TASK DIRECTIONS: Copy word for word the line containing "Output the text content of this document." together with all lines following it to the end of the listing below, without the pictures.

DATASET ROWS:

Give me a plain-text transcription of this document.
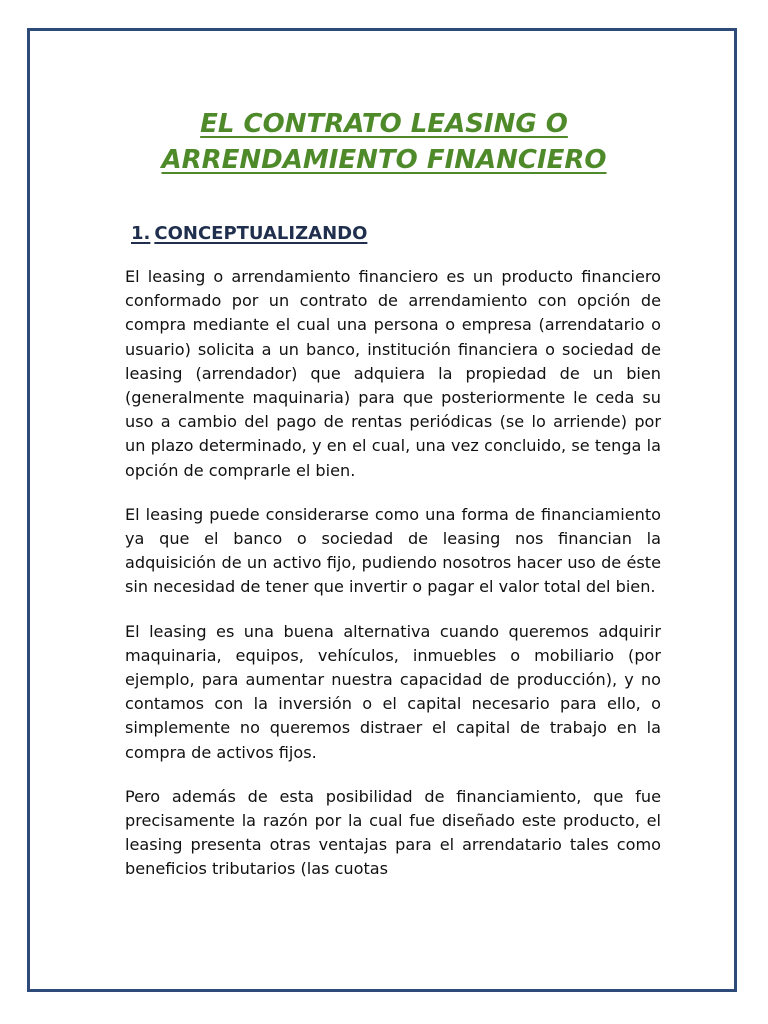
EL CONTRATO LEASING O
ARRENDAMIENTO FINANCIERO
1. CONCEPTUALIZANDO

El leasing o arrendamiento financiero es un producto financiero conformado por un contrato de arrendamiento con opción de compra mediante el cual una persona o empresa (arrendatario o usuario) solicita a un banco, institución financiera o sociedad de leasing (arrendador) que adquiera la propiedad de un bien (generalmente maquinaria) para que posteriormente le ceda su uso a cambio del pago de rentas periódicas (se lo arriende) por un plazo determinado, y en el cual, una vez concluido, se tenga la opción de comprarle el bien.

El leasing puede considerarse como una forma de financiamiento ya que el banco o sociedad de leasing nos financian la adquisición de un activo fijo, pudiendo nosotros hacer uso de éste sin necesidad de tener que invertir o pagar el valor total del bien.

El leasing es una buena alternativa cuando queremos adquirir maquinaria, equipos, vehículos, inmuebles o mobiliario (por ejemplo, para aumentar nuestra capacidad de producción), y no contamos con la inversión o el capital necesario para ello, o simplemente no queremos distraer el capital de trabajo en la compra de activos fijos.

Pero además de esta posibilidad de financiamiento, que fue precisamente la razón por la cual fue diseñado este producto, el leasing presenta otras ventajas para el arrendatario tales como beneficios tributarios (las cuotas
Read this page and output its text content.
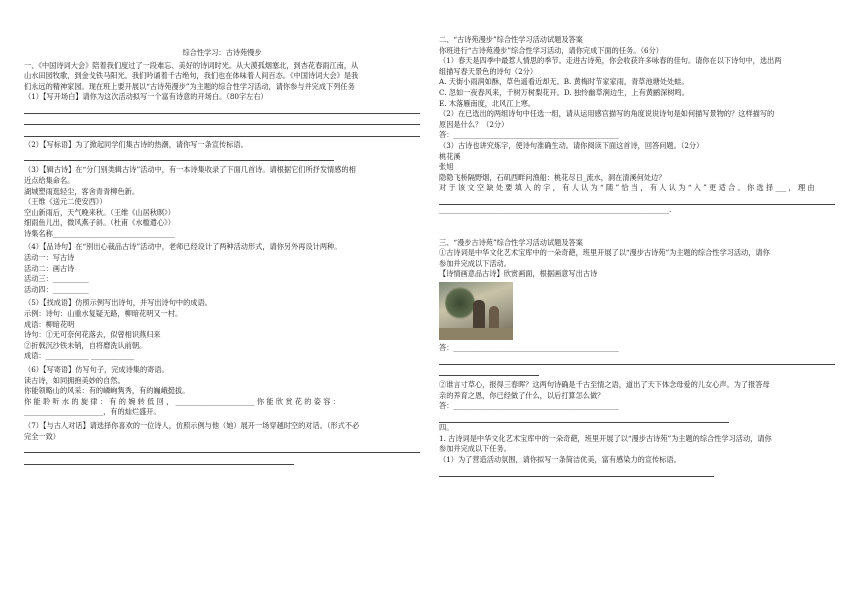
综合性学习：古诗苑慢步

一、《中国诗词大会》陪着我们度过了一段难忘、美好的诗词时光。从大漠孤烟塞北，到杏花春雨江南，从

山水田园牧歌，到金戈铁马阳光。我们吟诵着千古绝句，我们也在体味着人间百态。《中国诗词大会》是我

们永远的精神家园。现在班上要开展以“古诗苑漫步”为主题的综合性学习活动，请你参与并完成下列任务

（1）【写开场白】请你为这次活动拟写一个富有诗意的开场白。（80字左右）

（2）【写标语】为了掀起同学们集古诗的热潮，请你写一条宣传标语。

（3）【辑古诗】在“分门别类辑古诗”活动中，有一本诗集收录了下面几首诗。请根据它们所抒发情感的相

近点给集命名。

湖城塑雨逛轻尘，客舍青青柳色新。

（王维《送元二使安西》）

空山新雨后，天气晚来秋。（王维《山居秋暝》）

细雨鱼儿出，微风燕子斜。（杜甫《水槛遣心》）

诗集名称__________________________________

（4）【品诗句】在“别出心裁品古诗”活动中，老师已经设计了两种活动形式，请你另外再设计两种。

活动一：写古诗

活动二：画古诗

活动三：__________

活动四：__________

（5）【找成语】仿照示例写出诗句，并写出诗句中的成语。

示例：诗句：山重水复疑无路，柳暗花明又一村。

成语：柳暗花明

诗句：①无可奈何花落去，似曾相识燕归来

②折戟沉沙铁未销，自将磨洗认前朝。

成语：____________ ____________

（6）【写寄语】仿写句子，完成诗集的寄语。

读古诗，如同拥抱美妙的自然。

你能领略山的风采：有的嶙峋隽秀，有的巍峨挺拔。

你 能 聆 听 水 的 旋 律 ： 有 的 婉 转 低 回 ， ______________________ 你 能 欣 赏 花 的 姿 容 ：

______________________，有的灿烂盛开。

（7）【与古人对话】请选择你喜欢的一位诗人，仿照示例与他（她）展开一场穿越时空的对话。（形式不必

完全一致）

二、“古诗苑漫步”综合性学习活动试题及答案

你班进行“古诗苑漫步”综合性学习活动，请你完成下面的任务。（6分）

（1）春天是四季中最惹人情思的季节。走进古诗苑，你会收获许多咏春的佳句。请你在以下诗句中，选出两

组描写春天景色的诗句（2分）

A. 天街小雨润如酥，草色遥看近却无。B. 黄梅时节家家雨，青草池塘处处蛙。

C. 忽如一夜春风来，千树万树梨花开。D. 独怜幽草涧边生，上有黄鹂深树鸣。

E. 木落雁南度，北风江上寒。

（2）在已选出的两组诗句中任选一组，请从运用感官描写的角度说说诗句是如何描写景物的？这样描写的

原因是什么？（2分）

答：______________________________________________

（3）古诗也讲究炼字，使诗句准确生动。请你阅读下面这首诗，回答问题。（2分）

桃花溪

张旭

隐隐飞桥隔野烟，石矶西畔问渔船：桃花尽日_流水，洞在清溪何处边？

对 于 该 文 空 缺 处 要 填 入 的 字 ， 有 人 认 为 “ 随 ” 恰 当 ， 有 人 认 为 “ 入 ” 更 适 合 。 你 选 择 ___ ， 理 由

________________________________________________________________.

三、“漫步古诗苑”综合性学习活动试题及答案

①古诗词是中华文化艺术宝库中的一朵奇葩，班里开展了以“漫步古诗苑”为主题的综合性学习活动，请你

参加并完成以下活动。

【诗情画意品古诗】欣赏画面，根据画意写出古诗

答：______________________________________________

②谁言寸草心，报得三春晖？这两句诗确是千古至情之语，道出了天下体念母爱的儿女心声。为了报答母

亲的养育之恩，你已经做了什么，以后打算怎么做？

答：______________________________________________

四。

1. 古诗词是中华文化艺术宝库中的一朵奇葩，班里开展了以“漫步古诗苑”为主题的综合性学习活动，请你

参加并完成以下任务。

（1）为了营造活动氛围，请你拟写一条简洁优美，富有感染力的宣传标语。
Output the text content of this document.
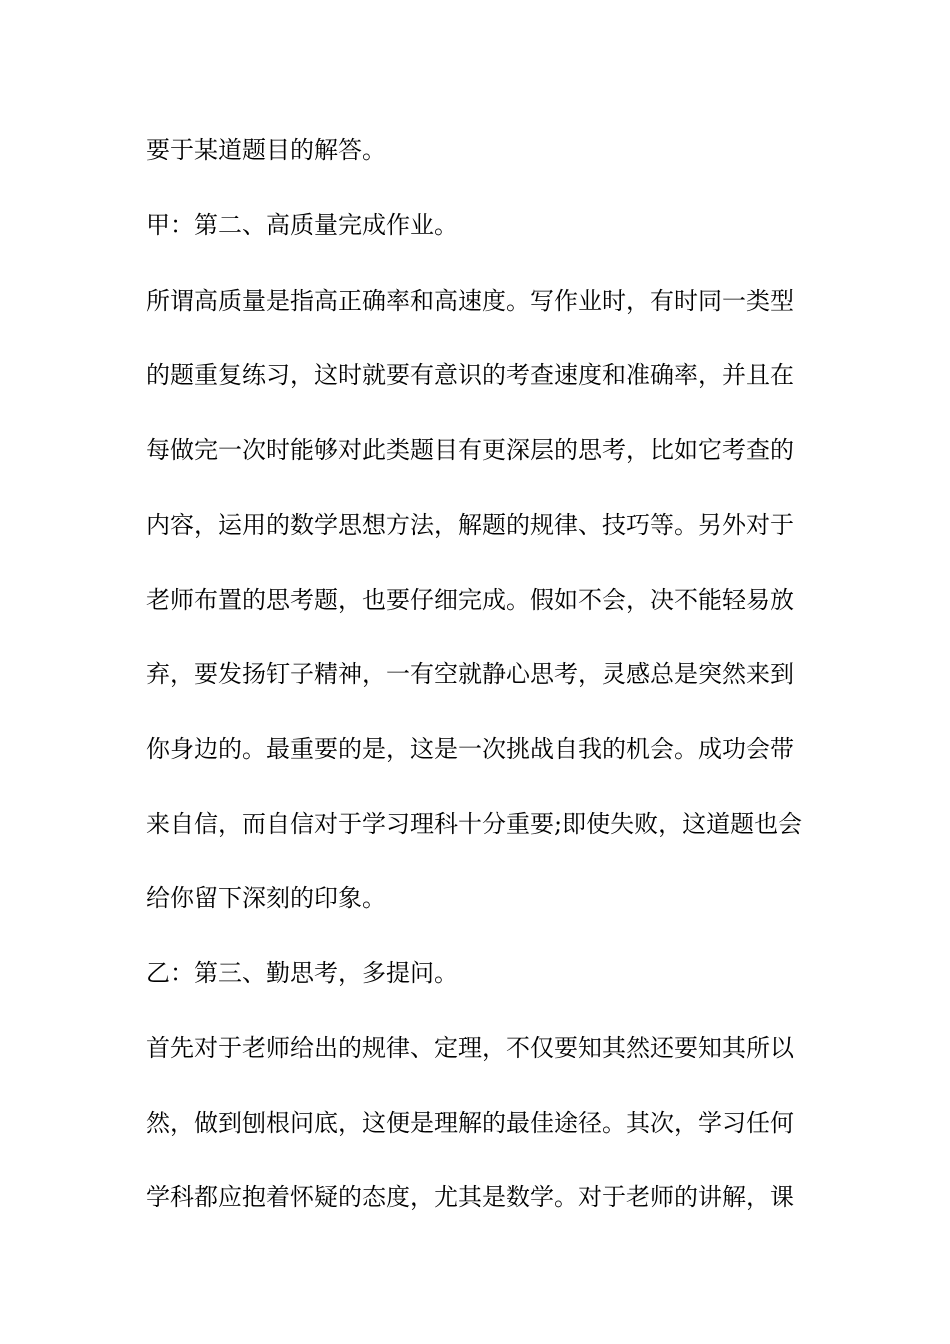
要于某道题目的解答。

甲：第二、高质量完成作业。

所谓高质量是指高正确率和高速度。写作业时，有时同一类型

的题重复练习，这时就要有意识的考查速度和准确率，并且在

每做完一次时能够对此类题目有更深层的思考，比如它考查的

内容，运用的数学思想方法，解题的规律、技巧等。另外对于

老师布置的思考题，也要仔细完成。假如不会，决不能轻易放

弃，要发扬钉子精神，一有空就静心思考，灵感总是突然来到

你身边的。最重要的是，这是一次挑战自我的机会。成功会带

来自信，而自信对于学习理科十分重要;即使失败，这道题也会

给你留下深刻的印象。

乙：第三、勤思考，多提问。

首先对于老师给出的规律、定理，不仅要知其然还要知其所以

然，做到刨根问底，这便是理解的最佳途径。其次，学习任何

学科都应抱着怀疑的态度，尤其是数学。对于老师的讲解，课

FINISHED ANSWER:
Output the text content of this document.
要于某道题目的解答。

甲：第二、高质量完成作业。

所谓高质量是指高正确率和高速度。写作业时，有时同一类型

的题重复练习，这时就要有意识的考查速度和准确率，并且在

每做完一次时能够对此类题目有更深层的思考，比如它考查的

内容，运用的数学思想方法，解题的规律、技巧等。另外对于

老师布置的思考题，也要仔细完成。假如不会，决不能轻易放

弃，要发扬钉子精神，一有空就静心思考，灵感总是突然来到

你身边的。最重要的是，这是一次挑战自我的机会。成功会带

来自信，而自信对于学习理科十分重要;即使失败，这道题也会

给你留下深刻的印象。

乙：第三、勤思考，多提问。

首先对于老师给出的规律、定理，不仅要知其然还要知其所以

然，做到刨根问底，这便是理解的最佳途径。其次，学习任何

学科都应抱着怀疑的态度，尤其是数学。对于老师的讲解，课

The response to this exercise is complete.